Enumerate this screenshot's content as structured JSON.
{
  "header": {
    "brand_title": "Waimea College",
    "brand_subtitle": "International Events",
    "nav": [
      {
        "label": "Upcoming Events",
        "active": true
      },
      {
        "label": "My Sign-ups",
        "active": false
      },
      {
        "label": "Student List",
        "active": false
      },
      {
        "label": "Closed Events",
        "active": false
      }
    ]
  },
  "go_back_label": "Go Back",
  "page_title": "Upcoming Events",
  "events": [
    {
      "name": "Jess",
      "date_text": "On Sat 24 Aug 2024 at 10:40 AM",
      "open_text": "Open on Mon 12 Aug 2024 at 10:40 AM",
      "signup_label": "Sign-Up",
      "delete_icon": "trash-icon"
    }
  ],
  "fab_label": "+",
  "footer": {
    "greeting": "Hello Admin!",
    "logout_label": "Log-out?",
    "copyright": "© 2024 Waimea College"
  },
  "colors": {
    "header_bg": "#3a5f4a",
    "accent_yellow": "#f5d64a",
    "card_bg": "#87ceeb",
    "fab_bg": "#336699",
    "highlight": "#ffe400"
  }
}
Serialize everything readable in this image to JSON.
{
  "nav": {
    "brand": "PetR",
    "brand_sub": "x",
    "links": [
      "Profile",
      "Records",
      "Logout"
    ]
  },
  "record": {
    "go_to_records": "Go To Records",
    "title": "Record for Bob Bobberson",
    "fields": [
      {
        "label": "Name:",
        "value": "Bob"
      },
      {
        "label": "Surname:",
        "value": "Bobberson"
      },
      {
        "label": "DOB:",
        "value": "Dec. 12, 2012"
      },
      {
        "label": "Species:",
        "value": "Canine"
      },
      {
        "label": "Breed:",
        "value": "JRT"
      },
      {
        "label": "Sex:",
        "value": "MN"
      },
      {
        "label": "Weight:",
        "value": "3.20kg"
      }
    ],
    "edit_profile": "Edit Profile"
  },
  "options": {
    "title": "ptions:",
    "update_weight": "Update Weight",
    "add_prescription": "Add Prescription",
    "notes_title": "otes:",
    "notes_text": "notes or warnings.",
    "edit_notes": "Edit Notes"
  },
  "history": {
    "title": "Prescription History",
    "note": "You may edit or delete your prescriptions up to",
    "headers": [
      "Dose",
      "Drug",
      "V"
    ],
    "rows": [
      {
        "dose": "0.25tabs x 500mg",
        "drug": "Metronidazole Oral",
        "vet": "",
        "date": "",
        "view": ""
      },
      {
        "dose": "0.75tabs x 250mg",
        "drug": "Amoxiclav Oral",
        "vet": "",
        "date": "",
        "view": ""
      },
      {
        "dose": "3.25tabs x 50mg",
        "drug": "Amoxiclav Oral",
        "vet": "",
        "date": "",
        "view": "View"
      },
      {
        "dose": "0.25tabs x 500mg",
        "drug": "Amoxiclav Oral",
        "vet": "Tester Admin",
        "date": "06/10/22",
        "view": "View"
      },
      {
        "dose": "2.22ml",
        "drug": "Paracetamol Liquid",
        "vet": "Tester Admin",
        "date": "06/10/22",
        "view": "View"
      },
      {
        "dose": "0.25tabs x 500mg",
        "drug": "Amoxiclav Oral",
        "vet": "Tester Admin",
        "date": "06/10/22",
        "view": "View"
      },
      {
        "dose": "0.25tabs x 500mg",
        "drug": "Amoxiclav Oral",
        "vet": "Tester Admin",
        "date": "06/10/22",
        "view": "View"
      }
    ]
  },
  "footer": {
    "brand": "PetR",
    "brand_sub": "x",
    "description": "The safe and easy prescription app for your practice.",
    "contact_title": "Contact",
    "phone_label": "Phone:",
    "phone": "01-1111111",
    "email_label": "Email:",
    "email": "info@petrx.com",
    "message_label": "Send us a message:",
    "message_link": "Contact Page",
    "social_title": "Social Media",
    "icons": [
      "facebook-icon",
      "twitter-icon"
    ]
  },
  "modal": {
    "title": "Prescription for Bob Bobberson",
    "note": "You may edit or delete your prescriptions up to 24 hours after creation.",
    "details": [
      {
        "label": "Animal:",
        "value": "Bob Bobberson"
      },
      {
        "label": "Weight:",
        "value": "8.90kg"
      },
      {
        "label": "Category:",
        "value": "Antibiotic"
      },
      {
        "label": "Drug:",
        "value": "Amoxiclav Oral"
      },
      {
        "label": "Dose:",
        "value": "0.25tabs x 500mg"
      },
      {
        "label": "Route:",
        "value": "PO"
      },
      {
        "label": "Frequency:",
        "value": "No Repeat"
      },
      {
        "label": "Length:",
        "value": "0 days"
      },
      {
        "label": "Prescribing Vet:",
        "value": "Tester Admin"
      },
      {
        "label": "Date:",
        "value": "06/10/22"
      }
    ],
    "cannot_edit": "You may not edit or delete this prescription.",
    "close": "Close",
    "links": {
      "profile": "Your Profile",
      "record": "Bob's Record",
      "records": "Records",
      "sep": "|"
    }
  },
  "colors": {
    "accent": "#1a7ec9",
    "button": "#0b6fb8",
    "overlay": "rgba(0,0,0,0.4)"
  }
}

*WORK REQUIRED:* Repeat the records above exactly as they appear.

*RESULT:*
Enumerate this screenshot's content as structured JSON.
{
  "header": {
    "brand_title": "Waimea College",
    "brand_subtitle": "International Events",
    "nav": [
      {
        "label": "Upcoming Events",
        "active": true
      },
      {
        "label": "My Sign-ups",
        "active": false
      },
      {
        "label": "Student List",
        "active": false
      },
      {
        "label": "Closed Events",
        "active": false
      }
    ]
  },
  "go_back_label": "Go Back",
  "page_title": "Upcoming Events",
  "events": [
    {
      "name": "Jess",
      "date_text": "On Sat 24 Aug 2024 at 10:40 AM",
      "open_text": "Open on Mon 12 Aug 2024 at 10:40 AM",
      "signup_label": "Sign-Up",
      "delete_icon": "trash-icon"
    }
  ],
  "fab_label": "+",
  "footer": {
    "greeting": "Hello Admin!",
    "logout_label": "Log-out?",
    "copyright": "© 2024 Waimea College"
  },
  "colors": {
    "header_bg": "#3a5f4a",
    "accent_yellow": "#f5d64a",
    "card_bg": "#87ceeb",
    "fab_bg": "#336699",
    "highlight": "#ffe400"
  }
}
Serialize everything readable in this image to JSON.
{
  "nav": {
    "brand": "PetR",
    "brand_sub": "x",
    "links": [
      "Profile",
      "Records",
      "Logout"
    ]
  },
  "record": {
    "go_to_records": "Go To Records",
    "title": "Record for Bob Bobberson",
    "fields": [
      {
        "label": "Name:",
        "value": "Bob"
      },
      {
        "label": "Surname:",
        "value": "Bobberson"
      },
      {
        "label": "DOB:",
        "value": "Dec. 12, 2012"
      },
      {
        "label": "Species:",
        "value": "Canine"
      },
      {
        "label": "Breed:",
        "value": "JRT"
      },
      {
        "label": "Sex:",
        "value": "MN"
      },
      {
        "label": "Weight:",
        "value": "3.20kg"
      }
    ],
    "edit_profile": "Edit Profile"
  },
  "options": {
    "title": "ptions:",
    "update_weight": "Update Weight",
    "add_prescription": "Add Prescription",
    "notes_title": "otes:",
    "notes_text": "notes or warnings.",
    "edit_notes": "Edit Notes"
  },
  "history": {
    "title": "Prescription History",
    "note": "You may edit or delete your prescriptions up to",
    "headers": [
      "Dose",
      "Drug",
      "V"
    ],
    "rows": [
      {
        "dose": "0.25tabs x 500mg",
        "drug": "Metronidazole Oral",
        "vet": "",
        "date": "",
        "view": ""
      },
      {
        "dose": "0.75tabs x 250mg",
        "drug": "Amoxiclav Oral",
        "vet": "",
        "date": "",
        "view": ""
      },
      {
        "dose": "3.25tabs x 50mg",
        "drug": "Amoxiclav Oral",
        "vet": "",
        "date": "",
        "view": "View"
      },
      {
        "dose": "0.25tabs x 500mg",
        "drug": "Amoxiclav Oral",
        "vet": "Tester Admin",
        "date": "06/10/22",
        "view": "View"
      },
      {
        "dose": "2.22ml",
        "drug": "Paracetamol Liquid",
        "vet": "Tester Admin",
        "date": "06/10/22",
        "view": "View"
      },
      {
        "dose": "0.25tabs x 500mg",
        "drug": "Amoxiclav Oral",
        "vet": "Tester Admin",
        "date": "06/10/22",
        "view": "View"
      },
      {
        "dose": "0.25tabs x 500mg",
        "drug": "Amoxiclav Oral",
        "vet": "Tester Admin",
        "date": "06/10/22",
        "view": "View"
      }
    ]
  },
  "footer": {
    "brand": "PetR",
    "brand_sub": "x",
    "description": "The safe and easy prescription app for your practice.",
    "contact_title": "Contact",
    "phone_label": "Phone:",
    "phone": "01-1111111",
    "email_label": "Email:",
    "email": "info@petrx.com",
    "message_label": "Send us a message:",
    "message_link": "Contact Page",
    "social_title": "Social Media",
    "icons": [
      "facebook-icon",
      "twitter-icon"
    ]
  },
  "modal": {
    "title": "Prescription for Bob Bobberson",
    "note": "You may edit or delete your prescriptions up to 24 hours after creation.",
    "details": [
      {
        "label": "Animal:",
        "value": "Bob Bobberson"
      },
      {
        "label": "Weight:",
        "value": "8.90kg"
      },
      {
        "label": "Category:",
        "value": "Antibiotic"
      },
      {
        "label": "Drug:",
        "value": "Amoxiclav Oral"
      },
      {
        "label": "Dose:",
        "value": "0.25tabs x 500mg"
      },
      {
        "label": "Route:",
        "value": "PO"
      },
      {
        "label": "Frequency:",
        "value": "No Repeat"
      },
      {
        "label": "Length:",
        "value": "0 days"
      },
      {
        "label": "Prescribing Vet:",
        "value": "Tester Admin"
      },
      {
        "label": "Date:",
        "value": "06/10/22"
      }
    ],
    "cannot_edit": "You may not edit or delete this prescription.",
    "close": "Close",
    "links": {
      "profile": "Your Profile",
      "record": "Bob's Record",
      "records": "Records",
      "sep": "|"
    }
  },
  "colors": {
    "accent": "#1a7ec9",
    "button": "#0b6fb8",
    "overlay": "rgba(0,0,0,0.4)"
  }
}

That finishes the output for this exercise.